Dataset rows about figures

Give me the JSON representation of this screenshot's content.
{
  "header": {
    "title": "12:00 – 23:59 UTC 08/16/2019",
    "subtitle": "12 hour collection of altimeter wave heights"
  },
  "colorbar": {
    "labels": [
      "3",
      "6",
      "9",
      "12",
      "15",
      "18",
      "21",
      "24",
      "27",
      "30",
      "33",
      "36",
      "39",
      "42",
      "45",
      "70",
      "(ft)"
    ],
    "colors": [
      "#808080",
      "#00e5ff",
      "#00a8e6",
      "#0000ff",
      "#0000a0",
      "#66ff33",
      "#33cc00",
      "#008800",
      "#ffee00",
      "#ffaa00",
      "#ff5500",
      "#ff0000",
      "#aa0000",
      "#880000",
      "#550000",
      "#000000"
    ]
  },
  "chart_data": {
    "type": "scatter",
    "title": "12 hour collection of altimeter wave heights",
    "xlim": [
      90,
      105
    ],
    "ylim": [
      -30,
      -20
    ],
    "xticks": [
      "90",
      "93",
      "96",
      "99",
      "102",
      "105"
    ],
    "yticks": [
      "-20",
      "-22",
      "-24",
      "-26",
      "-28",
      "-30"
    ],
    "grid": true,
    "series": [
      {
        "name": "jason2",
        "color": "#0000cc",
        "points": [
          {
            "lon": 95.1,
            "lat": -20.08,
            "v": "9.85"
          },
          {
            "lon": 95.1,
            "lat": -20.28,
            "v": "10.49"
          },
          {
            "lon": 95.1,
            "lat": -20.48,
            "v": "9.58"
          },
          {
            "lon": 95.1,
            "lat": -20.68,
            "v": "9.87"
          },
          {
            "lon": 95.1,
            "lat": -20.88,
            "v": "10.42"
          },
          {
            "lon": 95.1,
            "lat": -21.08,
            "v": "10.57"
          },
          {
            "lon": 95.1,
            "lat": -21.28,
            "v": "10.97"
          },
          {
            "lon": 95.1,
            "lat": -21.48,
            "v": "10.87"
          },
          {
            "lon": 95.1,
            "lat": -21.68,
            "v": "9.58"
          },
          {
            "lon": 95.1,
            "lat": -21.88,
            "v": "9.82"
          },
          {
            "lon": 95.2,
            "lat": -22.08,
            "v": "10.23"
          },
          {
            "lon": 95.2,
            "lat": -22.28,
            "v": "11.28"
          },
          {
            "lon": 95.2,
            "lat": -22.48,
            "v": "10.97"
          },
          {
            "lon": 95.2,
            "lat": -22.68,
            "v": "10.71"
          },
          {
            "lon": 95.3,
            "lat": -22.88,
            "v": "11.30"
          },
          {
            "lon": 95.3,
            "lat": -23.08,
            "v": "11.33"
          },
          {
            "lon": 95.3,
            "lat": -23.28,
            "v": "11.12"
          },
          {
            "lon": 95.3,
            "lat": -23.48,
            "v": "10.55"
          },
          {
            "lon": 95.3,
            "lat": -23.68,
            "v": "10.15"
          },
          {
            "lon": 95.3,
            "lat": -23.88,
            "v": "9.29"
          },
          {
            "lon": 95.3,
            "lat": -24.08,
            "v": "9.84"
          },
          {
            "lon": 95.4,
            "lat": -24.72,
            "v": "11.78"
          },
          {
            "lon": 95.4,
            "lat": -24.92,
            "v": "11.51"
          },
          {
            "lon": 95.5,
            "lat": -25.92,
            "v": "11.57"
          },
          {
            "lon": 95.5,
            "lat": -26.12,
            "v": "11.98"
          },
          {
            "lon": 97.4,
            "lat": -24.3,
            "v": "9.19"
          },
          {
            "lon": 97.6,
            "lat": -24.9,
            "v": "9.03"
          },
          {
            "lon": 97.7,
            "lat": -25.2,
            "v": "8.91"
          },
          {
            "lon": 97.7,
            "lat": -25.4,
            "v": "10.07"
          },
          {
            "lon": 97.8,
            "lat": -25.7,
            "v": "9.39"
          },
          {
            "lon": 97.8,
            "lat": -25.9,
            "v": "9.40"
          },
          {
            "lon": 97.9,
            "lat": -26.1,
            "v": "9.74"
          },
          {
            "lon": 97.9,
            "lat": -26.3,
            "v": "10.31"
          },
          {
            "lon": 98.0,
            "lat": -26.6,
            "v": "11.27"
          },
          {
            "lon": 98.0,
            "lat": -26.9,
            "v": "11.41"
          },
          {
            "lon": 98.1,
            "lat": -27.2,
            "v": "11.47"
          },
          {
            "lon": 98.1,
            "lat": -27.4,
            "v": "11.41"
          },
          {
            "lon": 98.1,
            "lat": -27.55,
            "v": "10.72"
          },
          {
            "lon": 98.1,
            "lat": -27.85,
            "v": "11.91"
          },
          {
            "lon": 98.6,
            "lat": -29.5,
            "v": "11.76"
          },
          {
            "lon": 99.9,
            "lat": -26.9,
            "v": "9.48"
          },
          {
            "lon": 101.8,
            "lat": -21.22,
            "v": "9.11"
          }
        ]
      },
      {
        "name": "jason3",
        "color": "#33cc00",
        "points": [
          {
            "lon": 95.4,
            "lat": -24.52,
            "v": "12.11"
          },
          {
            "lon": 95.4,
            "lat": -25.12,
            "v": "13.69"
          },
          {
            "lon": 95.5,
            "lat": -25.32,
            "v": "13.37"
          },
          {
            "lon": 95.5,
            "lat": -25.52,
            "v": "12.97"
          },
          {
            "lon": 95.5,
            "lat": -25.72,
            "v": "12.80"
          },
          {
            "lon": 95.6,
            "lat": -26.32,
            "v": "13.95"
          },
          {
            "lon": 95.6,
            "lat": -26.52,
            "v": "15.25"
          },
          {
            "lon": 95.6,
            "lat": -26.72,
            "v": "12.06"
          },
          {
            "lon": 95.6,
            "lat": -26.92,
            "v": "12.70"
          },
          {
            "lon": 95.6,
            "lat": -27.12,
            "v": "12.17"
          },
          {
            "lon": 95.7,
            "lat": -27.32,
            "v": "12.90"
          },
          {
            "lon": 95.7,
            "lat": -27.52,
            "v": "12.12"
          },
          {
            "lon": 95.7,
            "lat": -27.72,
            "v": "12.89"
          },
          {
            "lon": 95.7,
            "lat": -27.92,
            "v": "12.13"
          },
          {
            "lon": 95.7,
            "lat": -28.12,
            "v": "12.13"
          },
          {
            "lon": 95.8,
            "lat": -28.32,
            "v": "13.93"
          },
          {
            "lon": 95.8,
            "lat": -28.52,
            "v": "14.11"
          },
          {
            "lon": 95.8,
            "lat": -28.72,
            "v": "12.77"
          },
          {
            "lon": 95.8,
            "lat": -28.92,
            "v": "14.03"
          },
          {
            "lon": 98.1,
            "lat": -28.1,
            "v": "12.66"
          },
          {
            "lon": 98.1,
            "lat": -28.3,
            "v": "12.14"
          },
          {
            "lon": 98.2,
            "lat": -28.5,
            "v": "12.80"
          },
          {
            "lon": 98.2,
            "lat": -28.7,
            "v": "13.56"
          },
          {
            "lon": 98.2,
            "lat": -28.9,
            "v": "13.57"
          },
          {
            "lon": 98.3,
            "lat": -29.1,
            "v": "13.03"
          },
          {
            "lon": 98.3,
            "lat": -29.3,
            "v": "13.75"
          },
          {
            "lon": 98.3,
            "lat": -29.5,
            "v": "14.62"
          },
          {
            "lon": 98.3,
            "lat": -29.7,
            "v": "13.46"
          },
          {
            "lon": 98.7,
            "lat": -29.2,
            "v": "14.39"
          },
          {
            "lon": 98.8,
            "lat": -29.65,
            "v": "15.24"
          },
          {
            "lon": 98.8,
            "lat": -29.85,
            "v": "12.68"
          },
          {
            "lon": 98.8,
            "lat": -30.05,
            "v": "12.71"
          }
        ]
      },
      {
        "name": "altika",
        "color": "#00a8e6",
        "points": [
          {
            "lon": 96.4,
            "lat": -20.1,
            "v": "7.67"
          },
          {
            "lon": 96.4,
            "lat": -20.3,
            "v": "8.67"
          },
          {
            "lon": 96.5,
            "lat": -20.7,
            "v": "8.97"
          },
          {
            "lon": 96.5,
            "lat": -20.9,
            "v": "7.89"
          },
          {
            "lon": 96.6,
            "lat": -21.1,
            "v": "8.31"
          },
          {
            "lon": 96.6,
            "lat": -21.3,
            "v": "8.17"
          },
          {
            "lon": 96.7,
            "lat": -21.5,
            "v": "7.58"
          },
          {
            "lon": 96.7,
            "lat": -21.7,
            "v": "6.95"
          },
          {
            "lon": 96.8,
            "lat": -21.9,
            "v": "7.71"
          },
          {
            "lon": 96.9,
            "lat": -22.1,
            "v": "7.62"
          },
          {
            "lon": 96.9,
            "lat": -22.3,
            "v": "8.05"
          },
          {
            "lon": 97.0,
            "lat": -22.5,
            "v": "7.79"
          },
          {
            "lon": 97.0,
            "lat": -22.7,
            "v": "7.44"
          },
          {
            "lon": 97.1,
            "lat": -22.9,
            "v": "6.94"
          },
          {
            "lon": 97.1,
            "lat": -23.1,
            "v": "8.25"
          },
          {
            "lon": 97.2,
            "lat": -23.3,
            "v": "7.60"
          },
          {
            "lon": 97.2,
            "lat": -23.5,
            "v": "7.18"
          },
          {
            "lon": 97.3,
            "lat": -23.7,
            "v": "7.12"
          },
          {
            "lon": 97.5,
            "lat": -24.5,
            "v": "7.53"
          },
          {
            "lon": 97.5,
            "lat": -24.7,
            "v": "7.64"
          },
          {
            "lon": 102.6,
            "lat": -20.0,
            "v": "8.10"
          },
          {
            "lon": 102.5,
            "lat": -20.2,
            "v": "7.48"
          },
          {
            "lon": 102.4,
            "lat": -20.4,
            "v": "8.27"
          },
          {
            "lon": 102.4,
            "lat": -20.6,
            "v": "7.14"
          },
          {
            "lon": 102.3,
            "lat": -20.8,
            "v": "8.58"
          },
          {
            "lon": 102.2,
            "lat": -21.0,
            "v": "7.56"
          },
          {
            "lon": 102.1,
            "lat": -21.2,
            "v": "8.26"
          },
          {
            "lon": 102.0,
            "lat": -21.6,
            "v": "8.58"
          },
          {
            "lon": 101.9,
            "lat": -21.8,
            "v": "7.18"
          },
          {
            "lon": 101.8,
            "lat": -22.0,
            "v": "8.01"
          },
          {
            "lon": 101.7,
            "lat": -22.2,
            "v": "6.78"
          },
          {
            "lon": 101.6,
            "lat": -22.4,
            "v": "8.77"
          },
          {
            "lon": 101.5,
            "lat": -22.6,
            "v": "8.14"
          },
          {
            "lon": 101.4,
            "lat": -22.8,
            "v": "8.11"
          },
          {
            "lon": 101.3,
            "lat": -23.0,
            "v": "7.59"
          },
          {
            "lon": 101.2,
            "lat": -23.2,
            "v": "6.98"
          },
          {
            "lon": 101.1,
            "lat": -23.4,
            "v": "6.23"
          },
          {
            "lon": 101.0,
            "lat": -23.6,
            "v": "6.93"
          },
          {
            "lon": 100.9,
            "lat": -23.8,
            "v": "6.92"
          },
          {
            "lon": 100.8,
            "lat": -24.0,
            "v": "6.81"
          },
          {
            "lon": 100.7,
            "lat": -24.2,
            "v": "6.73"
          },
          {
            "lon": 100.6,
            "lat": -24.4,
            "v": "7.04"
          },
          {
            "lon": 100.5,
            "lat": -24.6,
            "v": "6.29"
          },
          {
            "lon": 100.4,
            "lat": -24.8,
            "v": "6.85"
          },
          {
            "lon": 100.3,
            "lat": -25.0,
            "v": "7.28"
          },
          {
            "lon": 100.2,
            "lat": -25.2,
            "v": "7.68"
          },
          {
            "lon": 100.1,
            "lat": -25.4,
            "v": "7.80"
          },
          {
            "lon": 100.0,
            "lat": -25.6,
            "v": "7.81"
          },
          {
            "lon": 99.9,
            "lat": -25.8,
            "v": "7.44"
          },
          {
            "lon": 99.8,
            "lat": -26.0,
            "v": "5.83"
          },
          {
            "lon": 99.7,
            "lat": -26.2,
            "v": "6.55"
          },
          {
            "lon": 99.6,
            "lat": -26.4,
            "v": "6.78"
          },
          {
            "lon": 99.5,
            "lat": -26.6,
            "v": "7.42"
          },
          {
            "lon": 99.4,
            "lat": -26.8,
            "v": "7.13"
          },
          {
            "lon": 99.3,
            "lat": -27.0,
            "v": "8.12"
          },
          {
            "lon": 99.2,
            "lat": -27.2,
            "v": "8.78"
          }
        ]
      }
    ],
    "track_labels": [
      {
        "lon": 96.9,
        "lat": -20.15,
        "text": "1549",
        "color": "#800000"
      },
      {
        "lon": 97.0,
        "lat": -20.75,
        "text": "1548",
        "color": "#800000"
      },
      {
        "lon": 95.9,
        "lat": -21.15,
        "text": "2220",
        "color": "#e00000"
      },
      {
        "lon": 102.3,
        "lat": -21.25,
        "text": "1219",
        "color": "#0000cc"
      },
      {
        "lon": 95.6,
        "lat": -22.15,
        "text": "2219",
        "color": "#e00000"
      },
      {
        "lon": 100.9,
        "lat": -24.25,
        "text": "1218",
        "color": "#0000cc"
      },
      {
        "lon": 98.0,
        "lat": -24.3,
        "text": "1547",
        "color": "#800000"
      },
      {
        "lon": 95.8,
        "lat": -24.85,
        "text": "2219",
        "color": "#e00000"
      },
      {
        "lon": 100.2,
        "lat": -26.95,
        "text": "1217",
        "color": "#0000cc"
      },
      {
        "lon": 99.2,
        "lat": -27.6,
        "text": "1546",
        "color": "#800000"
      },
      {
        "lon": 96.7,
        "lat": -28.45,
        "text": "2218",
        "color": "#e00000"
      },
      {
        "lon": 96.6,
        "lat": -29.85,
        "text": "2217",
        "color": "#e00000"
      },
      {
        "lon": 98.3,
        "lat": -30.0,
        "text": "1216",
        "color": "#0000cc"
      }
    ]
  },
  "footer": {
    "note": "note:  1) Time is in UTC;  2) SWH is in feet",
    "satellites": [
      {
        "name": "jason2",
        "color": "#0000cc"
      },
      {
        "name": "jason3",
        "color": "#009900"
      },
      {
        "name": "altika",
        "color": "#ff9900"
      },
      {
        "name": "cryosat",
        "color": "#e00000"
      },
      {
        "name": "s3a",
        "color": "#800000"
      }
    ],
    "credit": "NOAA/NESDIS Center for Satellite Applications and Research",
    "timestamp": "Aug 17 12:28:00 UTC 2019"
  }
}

• SET TASK
Say how many lines above contain the string "hour". Answer with the number only.

• SOLUTION TO THIS EXERCISE
2